-- Start --

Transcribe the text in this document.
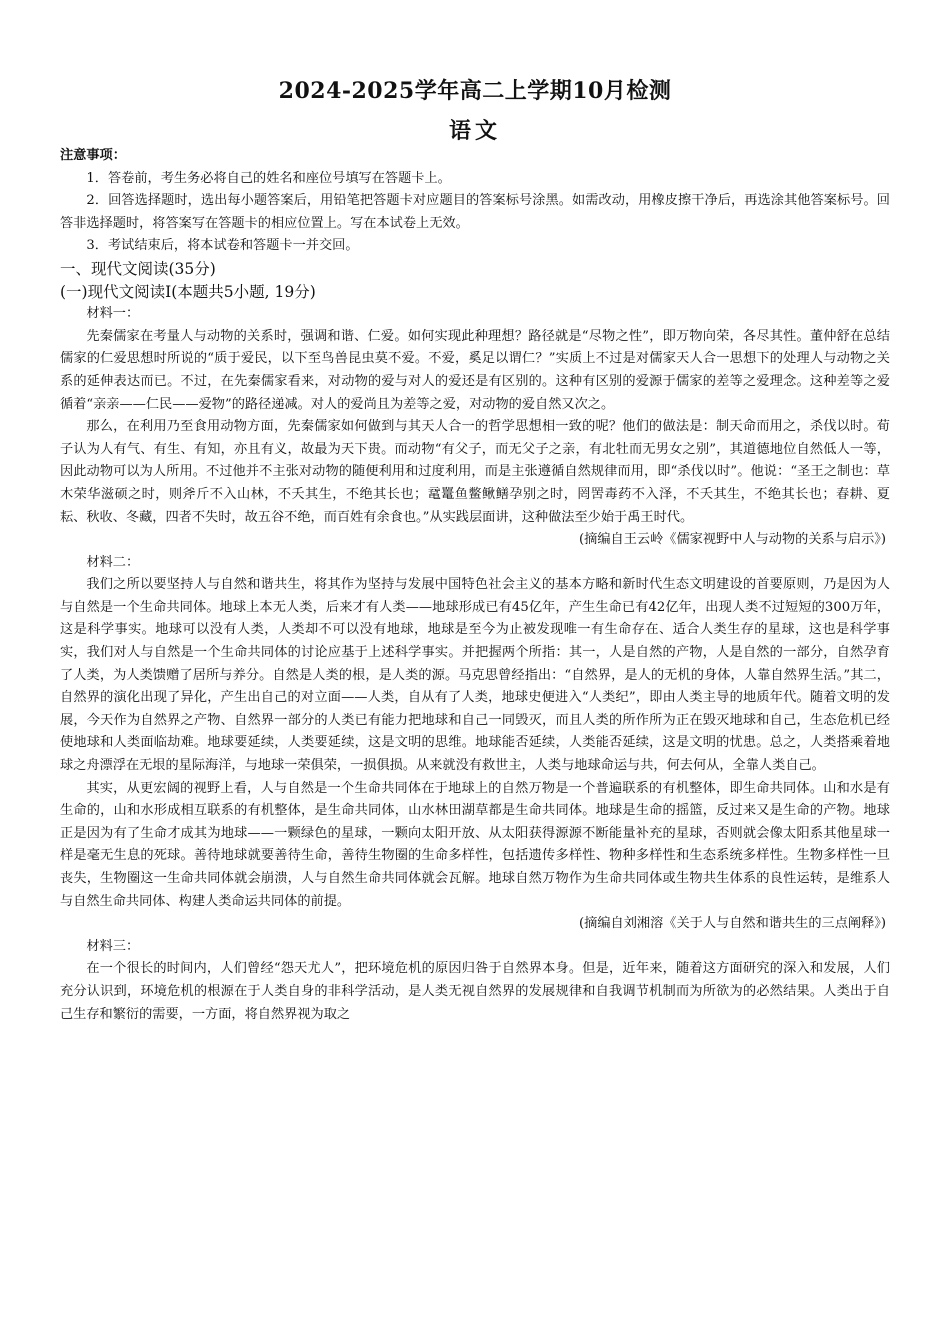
2024-2025学年高二上学期10月检测
语文

注意事项：

1．答卷前，考生务必将自己的姓名和座位号填写在答题卡上。

2．回答选择题时，选出每小题答案后，用铅笔把答题卡对应题目的答案标号涂黑。如需改动，用橡皮擦干净后，再选涂其他答案标号。回答非选择题时，将答案写在答题卡的相应位置上。写在本试卷上无效。

3．考试结束后，将本试卷和答题卡一并交回。

一、现代文阅读(35分)

(一)现代文阅读Ⅰ(本题共5小题, 19分)

材料一：

先秦儒家在考量人与动物的关系时，强调和谐、仁爱。如何实现此种理想？路径就是“尽物之性”，即万物向荣，各尽其性。董仲舒在总结儒家的仁爱思想时所说的“质于爱民，以下至鸟兽昆虫莫不爱。不爱，奚足以谓仁？”实质上不过是对儒家天人合一思想下的处理人与动物之关系的延伸表达而已。不过，在先秦儒家看来，对动物的爱与对人的爱还是有区别的。这种有区别的爱源于儒家的差等之爱理念。这种差等之爱循着“亲亲——仁民——爱物”的路径递减。对人的爱尚且为差等之爱，对动物的爱自然又次之。

那么，在利用乃至食用动物方面，先秦儒家如何做到与其天人合一的哲学思想相一致的呢？他们的做法是：制天命而用之，杀伐以时。荀子认为人有气、有生、有知，亦且有义，故最为天下贵。而动物“有父子，而无父子之亲，有北牡而无男女之别”，其道德地位自然低人一等，因此动物可以为人所用。不过他并不主张对动物的随便利用和过度利用，而是主张遵循自然规律而用，即“杀伐以时”。他说：“圣王之制也：草木荣华滋硕之时，则斧斤不入山林，不夭其生，不绝其长也；鼋鼍鱼鳖鳅鳝孕别之时，罔罟毒药不入泽，不夭其生，不绝其长也；春耕、夏耘、秋收、冬藏，四者不失时，故五谷不绝，而百姓有余食也。”从实践层面讲，这种做法至少始于禹王时代。

(摘编自王云岭《儒家视野中人与动物的关系与启示》)

材料二：

我们之所以要坚持人与自然和谐共生，将其作为坚持与发展中国特色社会主义的基本方略和新时代生态文明建设的首要原则，乃是因为人与自然是一个生命共同体。地球上本无人类，后来才有人类——地球形成已有45亿年，产生生命已有42亿年，出现人类不过短短的300万年，这是科学事实。地球可以没有人类，人类却不可以没有地球，地球是至今为止被发现唯一有生命存在、适合人类生存的星球，这也是科学事实，我们对人与自然是一个生命共同体的讨论应基于上述科学事实。并把握两个所指：其一，人是自然的产物，人是自然的一部分，自然孕育了人类，为人类馈赠了居所与养分。自然是人类的根，是人类的源。马克思曾经指出：“自然界，是人的无机的身体，人靠自然界生活。”其二，自然界的演化出现了异化，产生出自己的对立面——人类，自从有了人类，地球史便进入“人类纪”，即由人类主导的地质年代。随着文明的发展，今天作为自然界之产物、自然界一部分的人类已有能力把地球和自己一同毁灭，而且人类的所作所为正在毁灭地球和自己，生态危机已经使地球和人类面临劫难。地球要延续，人类要延续，这是文明的思维。地球能否延续，人类能否延续，这是文明的忧患。总之，人类搭乘着地球之舟漂浮在无垠的星际海洋，与地球一荣俱荣，一损俱损。从来就没有救世主，人类与地球命运与共，何去何从，全靠人类自己。

其实，从更宏阔的视野上看，人与自然是一个生命共同体在于地球上的自然万物是一个普遍联系的有机整体，即生命共同体。山和水是有生命的，山和水形成相互联系的有机整体，是生命共同体，山水林田湖草都是生命共同体。地球是生命的摇篮，反过来又是生命的产物。地球正是因为有了生命才成其为地球——一颗绿色的星球，一颗向太阳开放、从太阳获得源源不断能量补充的星球，否则就会像太阳系其他星球一样是毫无生息的死球。善待地球就要善待生命，善待生物圈的生命多样性，包括遗传多样性、物种多样性和生态系统多样性。生物多样性一旦丧失，生物圈这一生命共同体就会崩溃，人与自然生命共同体就会瓦解。地球自然万物作为生命共同体或生物共生体系的良性运转，是维系人与自然生命共同体、构建人类命运共同体的前提。

(摘编自刘湘溶《关于人与自然和谐共生的三点阐释》)

材料三：

在一个很长的时间内，人们曾经“怨天尤人”，把环境危机的原因归咎于自然界本身。但是，近年来，随着这方面研究的深入和发展，人们充分认识到，环境危机的根源在于人类自身的非科学活动，是人类无视自然界的发展规律和自我调节机制而为所欲为的必然结果。人类出于自己生存和繁衍的需要，一方面，将自然界视为取之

-- End --

[Short problem]: Without including any picture, repeat the data exactly.

[Completed exercise]:
Transcribe the text in this document.
2024-2025学年高二上学期10月检测
语文

注意事项：

1．答卷前，考生务必将自己的姓名和座位号填写在答题卡上。

2．回答选择题时，选出每小题答案后，用铅笔把答题卡对应题目的答案标号涂黑。如需改动，用橡皮擦干净后，再选涂其他答案标号。回答非选择题时，将答案写在答题卡的相应位置上。写在本试卷上无效。

3．考试结束后，将本试卷和答题卡一并交回。

一、现代文阅读(35分)

(一)现代文阅读Ⅰ(本题共5小题, 19分)

材料一：

先秦儒家在考量人与动物的关系时，强调和谐、仁爱。如何实现此种理想？路径就是“尽物之性”，即万物向荣，各尽其性。董仲舒在总结儒家的仁爱思想时所说的“质于爱民，以下至鸟兽昆虫莫不爱。不爱，奚足以谓仁？”实质上不过是对儒家天人合一思想下的处理人与动物之关系的延伸表达而已。不过，在先秦儒家看来，对动物的爱与对人的爱还是有区别的。这种有区别的爱源于儒家的差等之爱理念。这种差等之爱循着“亲亲——仁民——爱物”的路径递减。对人的爱尚且为差等之爱，对动物的爱自然又次之。

那么，在利用乃至食用动物方面，先秦儒家如何做到与其天人合一的哲学思想相一致的呢？他们的做法是：制天命而用之，杀伐以时。荀子认为人有气、有生、有知，亦且有义，故最为天下贵。而动物“有父子，而无父子之亲，有北牡而无男女之别”，其道德地位自然低人一等，因此动物可以为人所用。不过他并不主张对动物的随便利用和过度利用，而是主张遵循自然规律而用，即“杀伐以时”。他说：“圣王之制也：草木荣华滋硕之时，则斧斤不入山林，不夭其生，不绝其长也；鼋鼍鱼鳖鳅鳝孕别之时，罔罟毒药不入泽，不夭其生，不绝其长也；春耕、夏耘、秋收、冬藏，四者不失时，故五谷不绝，而百姓有余食也。”从实践层面讲，这种做法至少始于禹王时代。

(摘编自王云岭《儒家视野中人与动物的关系与启示》)

材料二：

我们之所以要坚持人与自然和谐共生，将其作为坚持与发展中国特色社会主义的基本方略和新时代生态文明建设的首要原则，乃是因为人与自然是一个生命共同体。地球上本无人类，后来才有人类——地球形成已有45亿年，产生生命已有42亿年，出现人类不过短短的300万年，这是科学事实。地球可以没有人类，人类却不可以没有地球，地球是至今为止被发现唯一有生命存在、适合人类生存的星球，这也是科学事实，我们对人与自然是一个生命共同体的讨论应基于上述科学事实。并把握两个所指：其一，人是自然的产物，人是自然的一部分，自然孕育了人类，为人类馈赠了居所与养分。自然是人类的根，是人类的源。马克思曾经指出：“自然界，是人的无机的身体，人靠自然界生活。”其二，自然界的演化出现了异化，产生出自己的对立面——人类，自从有了人类，地球史便进入“人类纪”，即由人类主导的地质年代。随着文明的发展，今天作为自然界之产物、自然界一部分的人类已有能力把地球和自己一同毁灭，而且人类的所作所为正在毁灭地球和自己，生态危机已经使地球和人类面临劫难。地球要延续，人类要延续，这是文明的思维。地球能否延续，人类能否延续，这是文明的忧患。总之，人类搭乘着地球之舟漂浮在无垠的星际海洋，与地球一荣俱荣，一损俱损。从来就没有救世主，人类与地球命运与共，何去何从，全靠人类自己。

其实，从更宏阔的视野上看，人与自然是一个生命共同体在于地球上的自然万物是一个普遍联系的有机整体，即生命共同体。山和水是有生命的，山和水形成相互联系的有机整体，是生命共同体，山水林田湖草都是生命共同体。地球是生命的摇篮，反过来又是生命的产物。地球正是因为有了生命才成其为地球——一颗绿色的星球，一颗向太阳开放、从太阳获得源源不断能量补充的星球，否则就会像太阳系其他星球一样是毫无生息的死球。善待地球就要善待生命，善待生物圈的生命多样性，包括遗传多样性、物种多样性和生态系统多样性。生物多样性一旦丧失，生物圈这一生命共同体就会崩溃，人与自然生命共同体就会瓦解。地球自然万物作为生命共同体或生物共生体系的良性运转，是维系人与自然生命共同体、构建人类命运共同体的前提。

(摘编自刘湘溶《关于人与自然和谐共生的三点阐释》)

材料三：

在一个很长的时间内，人们曾经“怨天尤人”，把环境危机的原因归咎于自然界本身。但是，近年来，随着这方面研究的深入和发展，人们充分认识到，环境危机的根源在于人类自身的非科学活动，是人类无视自然界的发展规律和自我调节机制而为所欲为的必然结果。人类出于自己生存和繁衍的需要，一方面，将自然界视为取之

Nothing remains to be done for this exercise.